(Excerpts from a layout annotation set)
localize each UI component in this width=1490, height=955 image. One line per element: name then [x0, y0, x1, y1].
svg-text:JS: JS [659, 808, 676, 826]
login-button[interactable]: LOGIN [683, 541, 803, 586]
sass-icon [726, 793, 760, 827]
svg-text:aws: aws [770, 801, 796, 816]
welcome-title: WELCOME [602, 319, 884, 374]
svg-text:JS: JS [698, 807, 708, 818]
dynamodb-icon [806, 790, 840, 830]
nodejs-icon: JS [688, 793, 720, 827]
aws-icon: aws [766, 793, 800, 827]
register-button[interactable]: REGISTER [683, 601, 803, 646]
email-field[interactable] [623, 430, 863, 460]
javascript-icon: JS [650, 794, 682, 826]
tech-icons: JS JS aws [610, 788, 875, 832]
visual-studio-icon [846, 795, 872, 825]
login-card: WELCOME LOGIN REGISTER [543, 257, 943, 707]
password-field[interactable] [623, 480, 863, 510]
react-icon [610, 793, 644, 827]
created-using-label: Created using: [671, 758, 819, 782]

Aim of the exercise –
Lay out every line of the records above as a JSON list of strings, with one string per line and any blank lines left out.

Output of the task –
[
  "localize each UI component in this width=1490, height=955 image. One line per element: name then [x0, y0, x1, y1].",
  "svg-text:JS: JS [659, 808, 676, 826]",
  "login-button[interactable]: LOGIN [683, 541, 803, 586]",
  "sass-icon [726, 793, 760, 827]",
  "svg-text:aws: aws [770, 801, 796, 816]",
  "welcome-title: WELCOME [602, 319, 884, 374]",
  "svg-text:JS: JS [698, 807, 708, 818]",
  "dynamodb-icon [806, 790, 840, 830]",
  "nodejs-icon: JS [688, 793, 720, 827]",
  "aws-icon: aws [766, 793, 800, 827]",
  "register-button[interactable]: REGISTER [683, 601, 803, 646]",
  "email-field[interactable] [623, 430, 863, 460]",
  "javascript-icon: JS [650, 794, 682, 826]",
  "tech-icons: JS JS aws [610, 788, 875, 832]",
  "visual-studio-icon [846, 795, 872, 825]",
  "login-card: WELCOME LOGIN REGISTER [543, 257, 943, 707]",
  "password-field[interactable] [623, 480, 863, 510]",
  "react-icon [610, 793, 644, 827]",
  "created-using-label: Created using: [671, 758, 819, 782]"
]